What this task involves: Can you output the material exactly as written, minus any pictures it holds?

--- Start Records to process ---

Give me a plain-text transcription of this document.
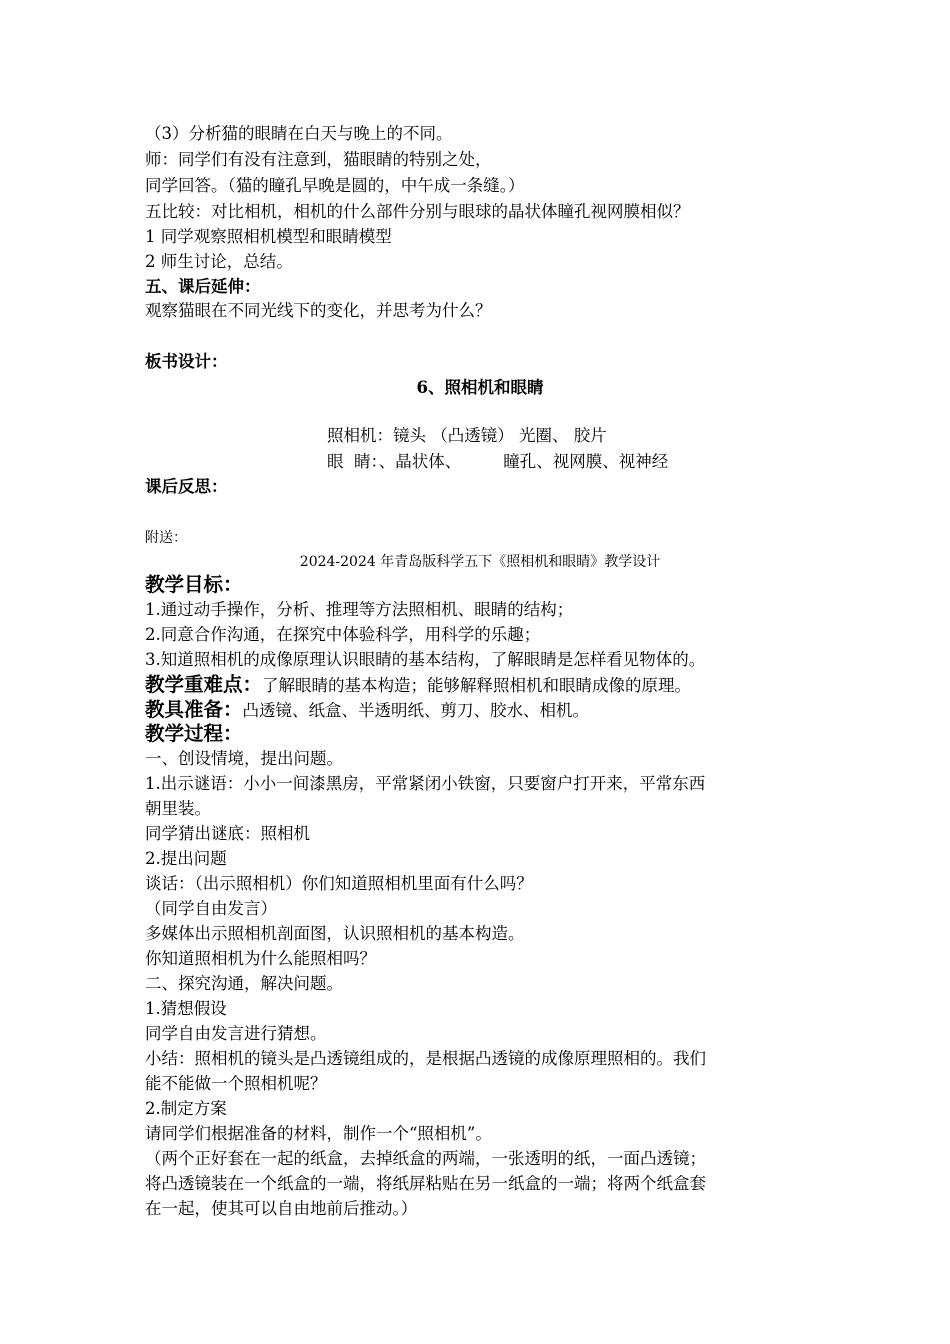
（3）分析猫的眼睛在白天与晚上的不同。
师：同学们有没有注意到，猫眼睛的特别之处，
同学回答。（猫的瞳孔早晚是圆的，中午成一条缝。）
五比较：对比相机，相机的什么部件分别与眼球的晶状体瞳孔视网膜相似？
1 同学观察照相机模型和眼睛模型
2 师生讨论，总结。
五、课后延伸：
观察猫眼在不同光线下的变化，并思考为什么？
板书设计：
6、照相机和眼睛
照相机：镜头 （凸透镜） 光圈、 胶片
眼  睛：、晶状体、        瞳孔、视网膜、视神经
课后反思：
附送：
2024-2024 年青岛版科学五下《照相机和眼睛》教学设计
教学目标：
1.通过动手操作，分析、推理等方法照相机、眼睛的结构；
2.同意合作沟通，在探究中体验科学，用科学的乐趣；
3.知道照相机的成像原理认识眼睛的基本结构，了解眼睛是怎样看见物体的。
教学重难点：了解眼睛的基本构造；能够解释照相机和眼睛成像的原理。
教具准备：凸透镜、纸盒、半透明纸、剪刀、胶水、相机。
教学过程：
一、创设情境，提出问题。
1.出示谜语：小小一间漆黑房，平常紧闭小铁窗，只要窗户打开来，平常东西
朝里装。
同学猜出谜底：照相机
2.提出问题
谈话：（出示照相机）你们知道照相机里面有什么吗？
（同学自由发言）
多媒体出示照相机剖面图，认识照相机的基本构造。
你知道照相机为什么能照相吗？
二、探究沟通，解决问题。
1.猜想假设
同学自由发言进行猜想。
小结：照相机的镜头是凸透镜组成的，是根据凸透镜的成像原理照相的。我们
能不能做一个照相机呢？
2.制定方案
请同学们根据准备的材料，制作一个“照相机”。
（两个正好套在一起的纸盒，去掉纸盒的两端，一张透明的纸，一面凸透镜；
将凸透镜装在一个纸盒的一端，将纸屏粘贴在另一纸盒的一端；将两个纸盒套
在一起，使其可以自由地前后推动。）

--- End Records to process ---

Task output:
Give me a plain-text transcription of this document.
（3）分析猫的眼睛在白天与晚上的不同。
师：同学们有没有注意到，猫眼睛的特别之处，
同学回答。（猫的瞳孔早晚是圆的，中午成一条缝。）
五比较：对比相机，相机的什么部件分别与眼球的晶状体瞳孔视网膜相似？
1 同学观察照相机模型和眼睛模型
2 师生讨论，总结。
五、课后延伸：
观察猫眼在不同光线下的变化，并思考为什么？
板书设计：
6、照相机和眼睛
照相机：镜头 （凸透镜） 光圈、 胶片
眼  睛：、晶状体、        瞳孔、视网膜、视神经
课后反思：
附送：
2024-2024 年青岛版科学五下《照相机和眼睛》教学设计
教学目标：
1.通过动手操作，分析、推理等方法照相机、眼睛的结构；
2.同意合作沟通，在探究中体验科学，用科学的乐趣；
3.知道照相机的成像原理认识眼睛的基本结构，了解眼睛是怎样看见物体的。
教学重难点：了解眼睛的基本构造；能够解释照相机和眼睛成像的原理。
教具准备：凸透镜、纸盒、半透明纸、剪刀、胶水、相机。
教学过程：
一、创设情境，提出问题。
1.出示谜语：小小一间漆黑房，平常紧闭小铁窗，只要窗户打开来，平常东西
朝里装。
同学猜出谜底：照相机
2.提出问题
谈话：（出示照相机）你们知道照相机里面有什么吗？
（同学自由发言）
多媒体出示照相机剖面图，认识照相机的基本构造。
你知道照相机为什么能照相吗？
二、探究沟通，解决问题。
1.猜想假设
同学自由发言进行猜想。
小结：照相机的镜头是凸透镜组成的，是根据凸透镜的成像原理照相的。我们
能不能做一个照相机呢？
2.制定方案
请同学们根据准备的材料，制作一个“照相机”。
（两个正好套在一起的纸盒，去掉纸盒的两端，一张透明的纸，一面凸透镜；
将凸透镜装在一个纸盒的一端，将纸屏粘贴在另一纸盒的一端；将两个纸盒套
在一起，使其可以自由地前后推动。）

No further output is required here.